# EXTRACT PROVIDED
··········
The crisis in the western provinces of Cameroon comes as no surprise. For years it was known that the English speaking peoples in this area were dissatisfied and felt marginalised by the central government. This malcontent was known and it was feared that sooner or later it would explode.
Probably the central government in Yaounde underestimated the risk and, when it decided to act, its harshness unleashed an equally harsh reaction on the part of the local people. The result has been an increase in tension with clashes leaving many dead among both the English speaking citizens and the security forces.
To understand the crisis we must go back in time. The Berlin Conference in 1884 which divided Africa in areas of influence (and had in fact divided the continent between the European powers) and assigned Cameroon to Germany. The country had become a colony of the German Kaiser, like Namibia, Tanzania and Togo.
At the end of the Great War, Germany defeated, France and Great Britain, the victorious powers divided its colonies between themselves.
Cameroon was split in two. The western region was annexed to Nigeria ending up under British influence.
Wheras rest of the country became a French colony. This balance held until 1 January 1960 when French Cameroon gained independence from Paris. In the face of this independence , the English speaking part of Cameroon broke in two. One part remained with Nigeria, the other, with a referendum, chose to reunite with Cameroon. The annexation was based on an agreement which foresaw the creation of a federal state that would allow each of the two components of society to retain its own cultural and linguistic autonomy, but within the country’s unity. And in fact in August 1961, the parliament in Yaoundé approved a federal Constitution which became effective in the September of the same year.
On paper it appeared that integration, or at least co-existence, was feasable. In actual fact, already in the first years after independence the central government began to pass policies of forced unification, centralization of the structures of power and forced assimilation. Policies which culminated in 1972 with the suppression of the federal system, and with it the birth of the United Republic of Cameroon which became in 1984, the Republic of Cameroon.
The annexation process continued and the English speaking citizens felt increasingly marginalised. With time many areas of their autonomy were eroded. And they succeeded in maintaining a certain degree of independence from Yaounde only in educational and juridical matters . In schools English continued to be taught and the courts applied a system of law similar to the British method. An ulterior blow to English speaking autonomy came in October 2016. The government sends a few French speaking teachers to the English speaking provinces and decides to curtail common law.
Strong protests ensue, repressed by just as strong reaction from the police. “President Paul Biya, who has led the country for 35 years, is unaccustomed to dialogue – we are told by Fr Ludovic Lado, a Cameroonian Jesuit and political analyst -, responded to the protest by sending police and army reinforcements. This led to a ferocious repression which, in many cases, exploded in open violation of human rights. Leading members of the English speaking community were sacked suspected of backing the protesters. Some of them were arrested and taken to Yaounde, to be tried on the basis on anti-terrorism laws”.
To respond to the iron fist method a separatist movement was formed and in recent months has become radicalised, polarising further the English speaking and French speaking positions. The grievances of the English speaking citizens are no longer limited to the educational and judicial systems, instead they have gone further to the point of declaring autonomy on 1 October on the part of English speaking regions and the establishment of the Republic of Ambazonia.
A republic which, at the moment is still only on paper. However protests have been intense and the reaction of the security forces even stronger. Tens of people have been killed.
··········
# PROBLEM DESCRIPTION
Answer these questions from the text on the crisis in Cameroon's English-speaking provinces.
(a) To which country did the Berlin Conference of 1884 assign Cameroon?
(b) In what year was Cameroon's federal system suppressed?
(c) For how many years has President Paul Biya led the country, according to Fr Ludovic Lado?

# DATA SECTION
··········
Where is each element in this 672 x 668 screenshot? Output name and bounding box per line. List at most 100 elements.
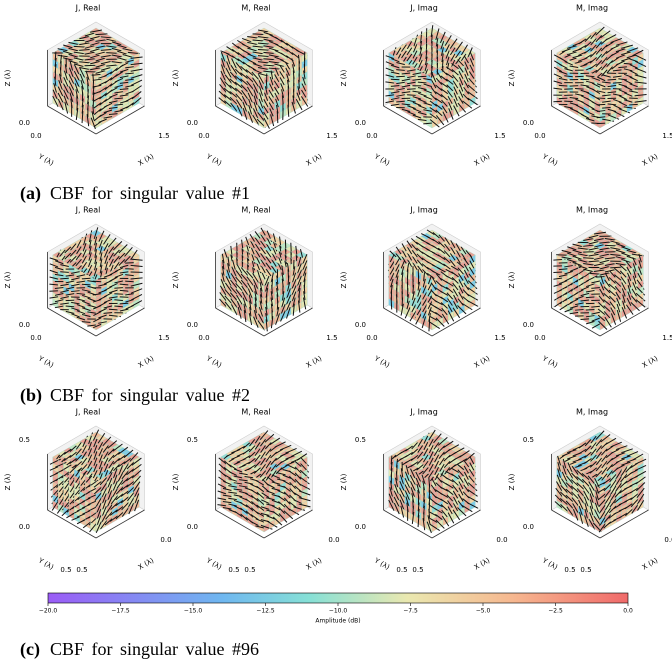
x-axis-label: X (λ) bbox=[641, 152, 660, 167]
current-arrow bbox=[98, 230, 105, 242]
current-arrow bbox=[230, 298, 239, 309]
current-arrow bbox=[131, 97, 142, 106]
current-arrow bbox=[122, 462, 130, 474]
z-tick-label: 0.0 bbox=[523, 321, 534, 329]
current-arrow bbox=[117, 471, 124, 483]
current-arrow bbox=[73, 70, 81, 83]
current-arrow bbox=[461, 302, 473, 311]
current-arrow bbox=[269, 437, 281, 446]
current-arrow bbox=[444, 35, 452, 46]
panel-title: J, Imag bbox=[409, 408, 438, 417]
current-arrow bbox=[457, 305, 467, 315]
current-arrow bbox=[90, 29, 102, 33]
caption: CBF for singular value #2 bbox=[50, 385, 250, 405]
current-arrow bbox=[88, 230, 93, 243]
current-arrow bbox=[287, 104, 290, 117]
current-arrow bbox=[296, 263, 302, 275]
current-arrow bbox=[247, 288, 254, 300]
caption-label: (a) bbox=[20, 183, 41, 204]
z-tick-label: 0.0 bbox=[187, 321, 198, 329]
current-arrow bbox=[399, 481, 406, 493]
current-arrow bbox=[449, 38, 458, 49]
colorbar-tick-label: −2.5 bbox=[548, 608, 563, 615]
current-arrow bbox=[247, 111, 254, 123]
current-arrow bbox=[556, 254, 569, 256]
current-arrow bbox=[263, 58, 276, 61]
current-arrow bbox=[101, 505, 107, 518]
axis-edge bbox=[95, 509, 145, 539]
current-arrow bbox=[631, 253, 644, 257]
current-arrow bbox=[286, 306, 291, 319]
current-arrow bbox=[415, 477, 422, 490]
current-arrow bbox=[566, 475, 575, 486]
current-arrow bbox=[467, 47, 473, 59]
current-arrow bbox=[63, 89, 70, 101]
current-arrow bbox=[107, 440, 118, 449]
current-arrow bbox=[241, 95, 249, 107]
current-arrow bbox=[132, 481, 141, 492]
y-axis-label: Y (λ) bbox=[36, 354, 55, 370]
current-arrow bbox=[86, 114, 90, 127]
current-arrow bbox=[420, 31, 423, 44]
current-arrow bbox=[236, 99, 244, 110]
current-arrow bbox=[268, 67, 281, 70]
current-arrow bbox=[583, 490, 590, 502]
current-arrow bbox=[589, 487, 595, 499]
axis-edge bbox=[383, 105, 433, 135]
current-arrow bbox=[225, 276, 233, 288]
z-axis-label: Z (λ) bbox=[172, 271, 180, 288]
axis-edge bbox=[215, 307, 265, 337]
axis-edge bbox=[215, 105, 265, 135]
current-arrow bbox=[79, 42, 92, 46]
current-arrow bbox=[263, 64, 276, 67]
panel-title: J, Real bbox=[75, 206, 101, 215]
current-arrow bbox=[279, 444, 292, 451]
colorbar-tick-label: −5.0 bbox=[476, 608, 491, 615]
current-arrow bbox=[101, 493, 107, 505]
current-arrow bbox=[604, 238, 617, 241]
current-arrow bbox=[588, 272, 601, 275]
current-arrow bbox=[635, 476, 646, 485]
current-arrow bbox=[439, 31, 446, 44]
current-arrow bbox=[593, 231, 607, 235]
current-arrow bbox=[246, 80, 255, 91]
current-arrow bbox=[131, 85, 142, 93]
current-arrow bbox=[220, 278, 227, 291]
current-arrow bbox=[95, 33, 108, 36]
current-arrow bbox=[593, 269, 607, 272]
y-tick-label: 0.0 bbox=[198, 132, 209, 140]
current-arrow bbox=[95, 496, 103, 508]
current-arrow bbox=[268, 61, 281, 64]
current-arrow bbox=[101, 487, 108, 499]
current-arrow bbox=[230, 279, 239, 290]
current-arrow bbox=[265, 319, 268, 332]
current-arrow bbox=[285, 300, 292, 313]
x-tick-label: 0.0 bbox=[160, 536, 171, 544]
y-axis-label: Y (λ) bbox=[540, 354, 559, 370]
current-arrow bbox=[637, 500, 645, 511]
caption-label: (b) bbox=[20, 385, 42, 406]
current-arrow bbox=[404, 477, 411, 490]
x-tick-label: 1.5 bbox=[494, 132, 505, 140]
x-tick-label: 0.0 bbox=[664, 536, 672, 544]
current-arrow bbox=[296, 275, 302, 288]
current-arrow bbox=[133, 487, 140, 499]
current-arrow bbox=[616, 310, 622, 322]
current-arrow bbox=[79, 67, 86, 79]
current-arrow bbox=[257, 36, 271, 39]
current-arrow bbox=[598, 503, 607, 514]
current-arrow bbox=[421, 316, 427, 329]
current-arrow bbox=[88, 479, 99, 488]
z-axis-label: Z (λ) bbox=[340, 473, 348, 490]
current-arrow bbox=[127, 496, 135, 508]
z-tick-label: 0.0 bbox=[187, 119, 198, 127]
current-arrow bbox=[111, 487, 119, 499]
current-arrow bbox=[79, 73, 86, 86]
axis-edge bbox=[431, 509, 481, 539]
current-arrow bbox=[252, 77, 260, 88]
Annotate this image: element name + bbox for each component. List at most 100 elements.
··········
# PROBLEM SOLUTION
(a) Germany
(b) 1972
(c) 35 years